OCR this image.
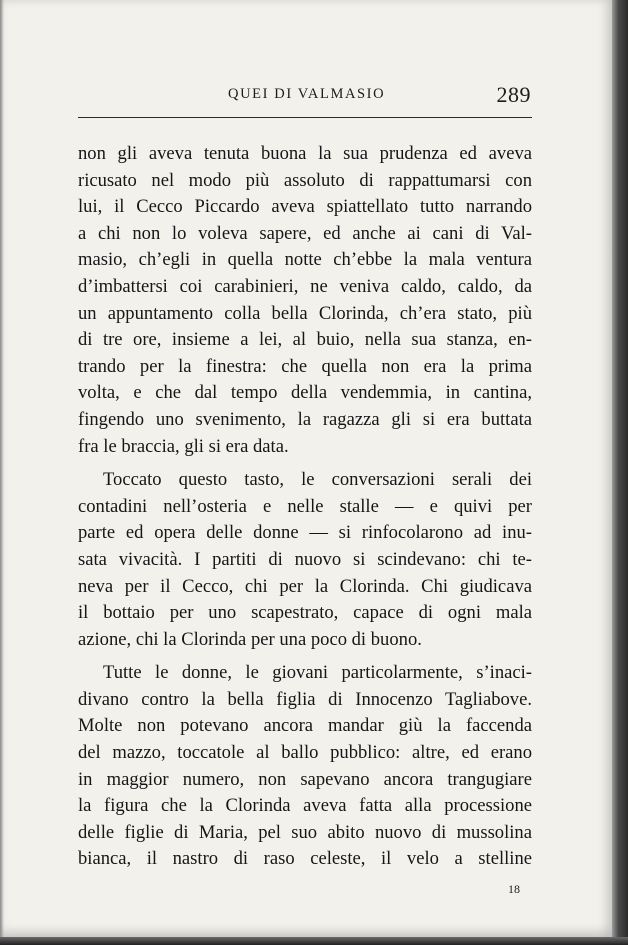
QUEI DI VALMASIO	289
non gli aveva tenuta buona la sua prudenza ed aveva
ricusato nel modo più assoluto di rappattumarsi con
lui, il Cecco Piccardo aveva spiattellato tutto narrando
a chi non lo voleva sapere, ed anche ai cani di Val-
masio, ch’egli in quella notte ch’ebbe la mala ventura
d’imbattersi coi carabinieri, ne veniva caldo, caldo, da
un appuntamento colla bella Clorinda, ch’era stato, più
di tre ore, insieme a lei, al buio, nella sua stanza, en-
trando per la finestra: che quella non era la prima
volta, e che dal tempo della vendemmia, in cantina,
fingendo uno svenimento, la ragazza gli si era buttata
fra le braccia, gli si era data.
Toccato questo tasto, le conversazioni serali dei
contadini nell’osteria e nelle stalle — e quivi per
parte ed opera delle donne — si rinfocolarono ad inu-
sata vivacità. I partiti di nuovo si scindevano: chi te-
neva per il Cecco, chi per la Clorinda. Chi giudicava
il bottaio per uno scapestrato, capace di ogni mala
azione, chi la Clorinda per una poco di buono.
Tutte le donne, le giovani particolarmente, s’inaci-
divano contro la bella figlia di Innocenzo Tagliabove.
Molte non potevano ancora mandar giù la faccenda
del mazzo, toccatole al ballo pubblico: altre, ed erano
in maggior numero, non sapevano ancora trangugiare
la figura che la Clorinda aveva fatta alla processione
delle figlie di Maria, pel suo abito nuovo di mussolina
bianca, il nastro di raso celeste, il velo a stelline
18
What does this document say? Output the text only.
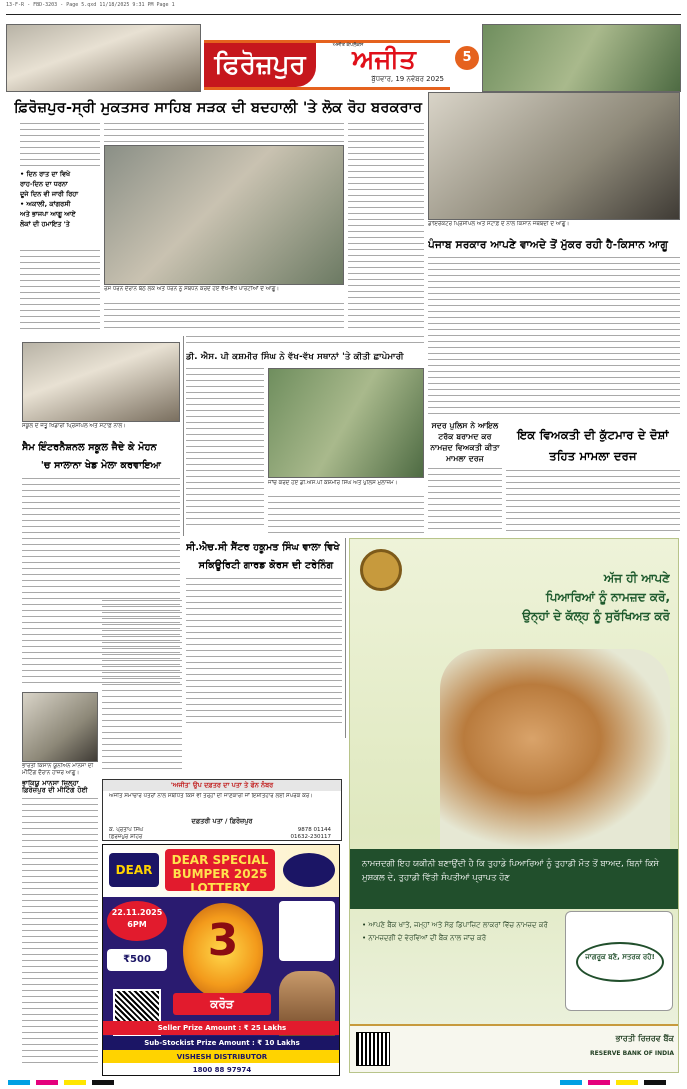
13-F-R - FBD-3203 - Page 5.qxd 11/18/2025 9:31 PM Page 1
ਫਿਰੋਜ਼ਪੁਰ	ਅਜੀਤ
ਬੁੱਧਵਾਰ, 19 ਨਵੰਬਰ 2025
ਅਜੀਤ ਕੰਪਲੈਕਸ
5
ਫ਼ਿਰੋਜ਼ਪੁਰ-ਸ੍ਰੀ ਮੁਕਤਸਰ ਸਾਹਿਬ ਸੜਕ ਦੀ ਬਦਹਾਲੀ 'ਤੇ ਲੋਕ ਰੋਹ ਬਰਕਰਾਰ
• ਦਿਨ ਰਾਤ ਦਾ ਵਿਖੇ
ਰਾਹ-ਦਿਨ ਦਾ ਧਰਨਾ
ਦੂਜੇ ਦਿਨ ਵੀ ਜਾਰੀ ਰਿਹਾ
• ਅਕਾਲੀ, ਕਾਂਗਰਸੀ
ਅਤੇ ਭਾਜਪਾ ਆਗੂ ਆਏ
ਲੋਕਾਂ ਦੀ ਹਮਾਇਤ 'ਤੇ
ਰੋਸ ਧਰਨੇ ਦੌਰਾਨ ਬੈਠੇ ਲੋਕ ਅਤੇ ਧਰਨੇ ਨੂੰ ਸੰਬੋਧਨ ਕਰਦੇ ਹੋਏ ਵੱਖ-ਵੱਖ ਪਾਰਟੀਆਂ ਦੇ ਆਗੂ।
ਡਾਇਰੈਕਟਰ ਪ੍ਰਿੰਸੀਪਲ ਅਤੇ ਸਟਾਫ਼ ਦੇ ਨਾਲ ਕਿਸਾਨ ਜਥੇਬੰਦੀ ਦੇ ਆਗੂ।
ਪੰਜਾਬ ਸਰਕਾਰ ਆਪਣੇ ਵਾਅਦੇ ਤੋਂ ਮੁੱਕਰ ਰਹੀ ਹੈ-ਕਿਸਾਨ ਆਗੂ
ਸਕੂਲ ਦੇ ਜੇਤੂ ਖਿਡਾਰੀ ਪ੍ਰਿੰਸੀਪਲ ਅਤੇ ਸਟਾਫ਼ ਨਾਲ।
ਸੈਮ ਇੰਟਰਨੈਸ਼ਨਲ ਸਕੂਲ ਜੈਦੇ ਕੇ ਮੋਹਨ
'ਚ ਸਾਲਾਨਾ ਖੇਡ ਮੇਲਾ ਕਰਵਾਇਆ
ਡੀ. ਐਸ. ਪੀ ਕਸ਼ਮੀਰ ਸਿੰਘ ਨੇ ਵੱਖ-ਵੱਖ ਸਥਾਨਾਂ 'ਤੇ ਕੀਤੀ ਛਾਪੇਮਾਰੀ
ਜਾਂਚ ਕਰਦੇ ਹੋਏ ਡੀ.ਐਸ.ਪੀ ਕਸ਼ਮੀਰ ਸਿੰਘ ਅਤੇ ਪੁਲਿਸ ਮੁਲਾਜ਼ਮ।
ਸਦਰ ਪੁਲਿਸ ਨੇ ਆਇਲ ਟਰੱਕ ਬਰਾਮਦ ਕਰ ਨਾਮਜ਼ਦ ਵਿਅਕਤੀ ਕੀਤਾ ਮਾਮਲਾ ਦਰਜ
ਇਕ ਵਿਅਕਤੀ ਦੀ ਕੁੱਟਮਾਰ ਦੇ ਦੋਸ਼ਾਂ ਤਹਿਤ ਮਾਮਲਾ ਦਰਜ
ਸੀ.ਐਚ.ਸੀ ਸੈਂਟਰ ਹਕੂਮਤ ਸਿੰਘ ਵਾਲਾ ਵਿਖੇ
ਸਕਿਊਰਿਟੀ ਗਾਰਡ ਕੋਰਸ ਦੀ ਟਰੇਨਿੰਗ
ਭਾਰਤੀ ਕਿਸਾਨ ਯੂਨੀਅਨ ਮਾਨਸਾ ਦੀ ਮੀਟਿੰਗ ਦੌਰਾਨ ਹਾਜ਼ਰ ਆਗੂ।
ਭਾਕਿਯੂ ਮਾਨਸਾ ਜ਼ਿਲ੍ਹਾ ਫ਼ਿਰੋਜ਼ਪੁਰ ਦੀ ਮੀਟਿੰਗ ਹੋਈ
'ਅਜੀਤ' ਉਪ ਦਫ਼ਤਰ ਦਾ ਪਤਾ ਤੇ ਫੋਨ ਨੰਬਰ
ਅਜੀਤ ਸਮਾਚਾਰ ਪੱਤਰਾਂ ਨਾਲ ਸਬੰਧਿਤ ਕਿਸੇ ਵੀ ਤਰ੍ਹਾਂ ਦੀ ਜਾਣਕਾਰੀ ਜਾਂ ਇਸ਼ਤਿਹਾਰ ਲਈ ਸੰਪਰਕ ਕਰੋ।
ਦਫ਼ਤਰੀ ਪਤਾ / ਫ਼ਿਰੋਜ਼ਪੁਰ
ਕ. ਪ੍ਰਤਾਪ ਸਿੰਘ	9878 01144
ਫ਼ਿਰੋਜ਼ਪੁਰ ਸ਼ਹਿਰ	01632-230117
DEAR
DEAR SPECIAL BUMPER 2025 LOTTERY
22.11.2025
6PM
₹500	3
ਕਰੋੜ
Seller Prize Amount : ₹ 25 Lakhs
Sub-Stockist Prize Amount : ₹ 10 Lakhs
VISHESH DISTRIBUTOR
1800 88 97974
ਅੱਜ ਹੀ ਆਪਣੇ
ਪਿਆਰਿਆਂ ਨੂੰ ਨਾਮਜ਼ਦ ਕਰੋ,
ਉਨ੍ਹਾਂ ਦੇ ਕੱਲ੍ਹ ਨੂੰ ਸੁਰੱਖਿਅਤ ਕਰੋ
ਨਾਮਜ਼ਦਗੀ ਇਹ ਯਕੀਨੀ ਬਣਾਉਂਦੀ ਹੈ ਕਿ ਤੁਹਾਡੇ ਪਿਆਰਿਆਂ ਨੂੰ ਤੁਹਾਡੀ ਮੌਤ ਤੋਂ ਬਾਅਦ, ਬਿਨਾਂ ਕਿਸੇ ਮੁਸ਼ਕਲ ਦੇ, ਤੁਹਾਡੀ ਵਿੱਤੀ ਸੰਪਤੀਆਂ ਪ੍ਰਾਪਤ ਹੋਣ
• ਆਪਣੇ ਬੈਂਕ ਖਾਤੇ, ਜਮ੍ਹਾਂ ਅਤੇ ਸੇਫ਼ ਡਿਪਾਜ਼ਿਟ ਲਾਕਰਾਂ ਵਿੱਚ ਨਾਮਜ਼ਦ ਕਰੋ
• ਨਾਮਜ਼ਦਗੀ ਦੇ ਵੇਰਵਿਆਂ ਦੀ ਬੈਂਕ ਨਾਲ ਜਾਂਚ ਕਰੋ
ਜਾਗਰੂਕ ਬਣੋ, ਸਤਰਕ ਰਹੋ!
ਭਾਰਤੀ ਰਿਜ਼ਰਵ ਬੈਂਕ
RESERVE BANK OF INDIA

§ **Task directions**: Which lines include "Lakhs"? Copy each of them out.

§ **Correct answer**:
Seller Prize Amount : ₹ 25 Lakhs
Sub-Stockist Prize Amount : ₹ 10 Lakhs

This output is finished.